• **Stored data**
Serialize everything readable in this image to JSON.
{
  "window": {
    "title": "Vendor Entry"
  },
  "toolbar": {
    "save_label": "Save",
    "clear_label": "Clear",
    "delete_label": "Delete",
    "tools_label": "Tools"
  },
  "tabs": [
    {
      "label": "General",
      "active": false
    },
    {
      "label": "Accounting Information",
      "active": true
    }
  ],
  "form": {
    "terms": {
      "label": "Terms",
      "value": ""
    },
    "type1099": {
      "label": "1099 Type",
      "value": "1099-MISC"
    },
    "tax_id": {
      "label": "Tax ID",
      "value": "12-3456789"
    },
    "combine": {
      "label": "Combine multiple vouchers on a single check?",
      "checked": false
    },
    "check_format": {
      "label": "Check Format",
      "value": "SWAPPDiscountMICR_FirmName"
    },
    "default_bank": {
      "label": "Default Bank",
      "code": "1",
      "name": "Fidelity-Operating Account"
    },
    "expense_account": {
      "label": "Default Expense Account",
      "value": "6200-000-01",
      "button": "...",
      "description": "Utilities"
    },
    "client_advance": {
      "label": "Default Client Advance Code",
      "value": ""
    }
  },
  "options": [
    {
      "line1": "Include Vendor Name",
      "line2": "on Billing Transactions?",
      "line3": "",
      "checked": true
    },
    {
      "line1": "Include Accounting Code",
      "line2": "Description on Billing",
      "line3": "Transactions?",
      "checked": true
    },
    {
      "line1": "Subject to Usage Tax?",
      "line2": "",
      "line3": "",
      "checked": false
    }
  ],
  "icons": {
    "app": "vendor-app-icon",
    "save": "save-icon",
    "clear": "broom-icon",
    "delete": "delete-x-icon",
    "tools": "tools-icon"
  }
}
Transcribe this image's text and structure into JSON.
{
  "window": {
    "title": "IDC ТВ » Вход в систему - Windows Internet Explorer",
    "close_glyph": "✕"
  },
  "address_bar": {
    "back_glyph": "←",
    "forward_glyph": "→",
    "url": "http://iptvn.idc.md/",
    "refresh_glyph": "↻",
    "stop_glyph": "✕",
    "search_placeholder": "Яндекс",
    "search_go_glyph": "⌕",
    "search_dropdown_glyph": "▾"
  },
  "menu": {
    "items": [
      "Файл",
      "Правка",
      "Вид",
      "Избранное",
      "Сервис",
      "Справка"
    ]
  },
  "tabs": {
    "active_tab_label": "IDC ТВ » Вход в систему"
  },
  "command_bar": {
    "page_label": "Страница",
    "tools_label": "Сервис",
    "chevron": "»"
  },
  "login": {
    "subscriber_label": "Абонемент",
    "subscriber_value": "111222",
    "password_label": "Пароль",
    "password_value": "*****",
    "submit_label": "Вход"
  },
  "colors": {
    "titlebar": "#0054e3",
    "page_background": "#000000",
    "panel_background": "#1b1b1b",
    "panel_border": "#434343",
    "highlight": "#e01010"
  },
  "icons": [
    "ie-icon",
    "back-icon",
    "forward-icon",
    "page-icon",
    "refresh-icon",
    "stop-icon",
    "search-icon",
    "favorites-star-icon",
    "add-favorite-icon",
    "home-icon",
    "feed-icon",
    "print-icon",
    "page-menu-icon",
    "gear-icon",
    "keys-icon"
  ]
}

--

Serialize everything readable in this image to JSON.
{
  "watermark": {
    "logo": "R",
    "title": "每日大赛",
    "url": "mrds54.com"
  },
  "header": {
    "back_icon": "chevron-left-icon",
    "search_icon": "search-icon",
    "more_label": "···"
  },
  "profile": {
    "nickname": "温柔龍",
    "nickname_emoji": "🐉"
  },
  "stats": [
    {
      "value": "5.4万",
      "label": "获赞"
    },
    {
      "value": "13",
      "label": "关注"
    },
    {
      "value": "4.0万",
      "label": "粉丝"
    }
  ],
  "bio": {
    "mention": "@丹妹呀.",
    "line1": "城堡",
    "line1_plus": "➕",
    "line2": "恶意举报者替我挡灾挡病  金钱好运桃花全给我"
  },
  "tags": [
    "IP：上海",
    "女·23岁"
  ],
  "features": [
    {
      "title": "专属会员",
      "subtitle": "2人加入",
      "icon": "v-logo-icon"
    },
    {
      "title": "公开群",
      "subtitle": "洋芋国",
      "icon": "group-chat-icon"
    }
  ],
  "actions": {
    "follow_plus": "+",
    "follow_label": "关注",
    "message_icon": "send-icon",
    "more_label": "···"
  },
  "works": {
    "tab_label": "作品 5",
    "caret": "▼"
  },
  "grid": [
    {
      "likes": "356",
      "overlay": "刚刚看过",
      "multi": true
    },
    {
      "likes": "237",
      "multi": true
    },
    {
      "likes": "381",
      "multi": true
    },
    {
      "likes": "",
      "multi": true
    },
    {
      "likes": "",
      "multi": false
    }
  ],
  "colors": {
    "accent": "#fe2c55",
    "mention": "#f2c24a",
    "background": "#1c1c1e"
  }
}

* * *

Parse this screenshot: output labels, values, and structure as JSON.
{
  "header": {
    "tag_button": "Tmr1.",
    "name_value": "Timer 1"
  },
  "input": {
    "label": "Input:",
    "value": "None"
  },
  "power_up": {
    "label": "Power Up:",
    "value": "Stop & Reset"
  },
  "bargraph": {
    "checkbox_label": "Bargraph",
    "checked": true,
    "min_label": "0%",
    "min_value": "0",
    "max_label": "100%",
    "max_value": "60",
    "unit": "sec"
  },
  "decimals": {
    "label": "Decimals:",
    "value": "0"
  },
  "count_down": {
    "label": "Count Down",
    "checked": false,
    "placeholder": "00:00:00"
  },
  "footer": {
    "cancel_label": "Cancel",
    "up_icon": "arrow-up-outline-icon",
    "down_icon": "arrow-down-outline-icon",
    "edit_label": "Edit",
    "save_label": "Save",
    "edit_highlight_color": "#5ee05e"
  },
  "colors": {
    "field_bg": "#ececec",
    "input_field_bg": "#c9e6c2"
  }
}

• **What is being asked**
Search the entries for the word "Accounting" and copy every line that has it.

• **Solution for this task**
      "label": "Accounting Information",
      "line1": "Include Accounting Code",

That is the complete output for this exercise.